§ **Goal**
Every entry needs to be printed exactly, please.

━━━━━ Given records ━━━━━

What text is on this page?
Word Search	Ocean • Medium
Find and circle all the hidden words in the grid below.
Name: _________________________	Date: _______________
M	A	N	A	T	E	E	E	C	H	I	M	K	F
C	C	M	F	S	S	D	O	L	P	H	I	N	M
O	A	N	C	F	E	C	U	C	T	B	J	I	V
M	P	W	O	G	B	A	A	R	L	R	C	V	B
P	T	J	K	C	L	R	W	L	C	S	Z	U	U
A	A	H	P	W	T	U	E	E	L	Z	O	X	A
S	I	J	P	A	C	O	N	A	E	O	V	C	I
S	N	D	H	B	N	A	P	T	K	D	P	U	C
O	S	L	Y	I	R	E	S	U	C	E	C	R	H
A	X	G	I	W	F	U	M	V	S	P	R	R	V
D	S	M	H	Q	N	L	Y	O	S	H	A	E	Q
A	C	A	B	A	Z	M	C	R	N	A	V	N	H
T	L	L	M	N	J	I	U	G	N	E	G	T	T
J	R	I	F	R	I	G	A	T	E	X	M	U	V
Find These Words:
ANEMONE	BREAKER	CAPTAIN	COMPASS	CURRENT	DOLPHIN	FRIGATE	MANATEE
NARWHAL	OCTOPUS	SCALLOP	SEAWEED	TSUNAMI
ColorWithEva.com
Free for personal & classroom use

━━━━━

§ **Exercise answer**
What text is on this page?
Word Search	Ocean • Medium
Find and circle all the hidden words in the grid below.
Name: _________________________	Date: _______________
M	A	N	A	T	E	E	E	C	H	I	M	K	F
C	C	M	F	S	S	D	O	L	P	H	I	N	M
O	A	N	C	F	E	C	U	C	T	B	J	I	V
M	P	W	O	G	B	A	A	R	L	R	C	V	B
P	T	J	K	C	L	R	W	L	C	S	Z	U	U
A	A	H	P	W	T	U	E	E	L	Z	O	X	A
S	I	J	P	A	C	O	N	A	E	O	V	C	I
S	N	D	H	B	N	A	P	T	K	D	P	U	C
O	S	L	Y	I	R	E	S	U	C	E	C	R	H
A	X	G	I	W	F	U	M	V	S	P	R	R	V
D	S	M	H	Q	N	L	Y	O	S	H	A	E	Q
A	C	A	B	A	Z	M	C	R	N	A	V	N	H
T	L	L	M	N	J	I	U	G	N	E	G	T	T
J	R	I	F	R	I	G	A	T	E	X	M	U	V
Find These Words:
ANEMONE	BREAKER	CAPTAIN	COMPASS	CURRENT	DOLPHIN	FRIGATE	MANATEE
NARWHAL	OCTOPUS	SCALLOP	SEAWEED	TSUNAMI
ColorWithEva.com
Free for personal & classroom use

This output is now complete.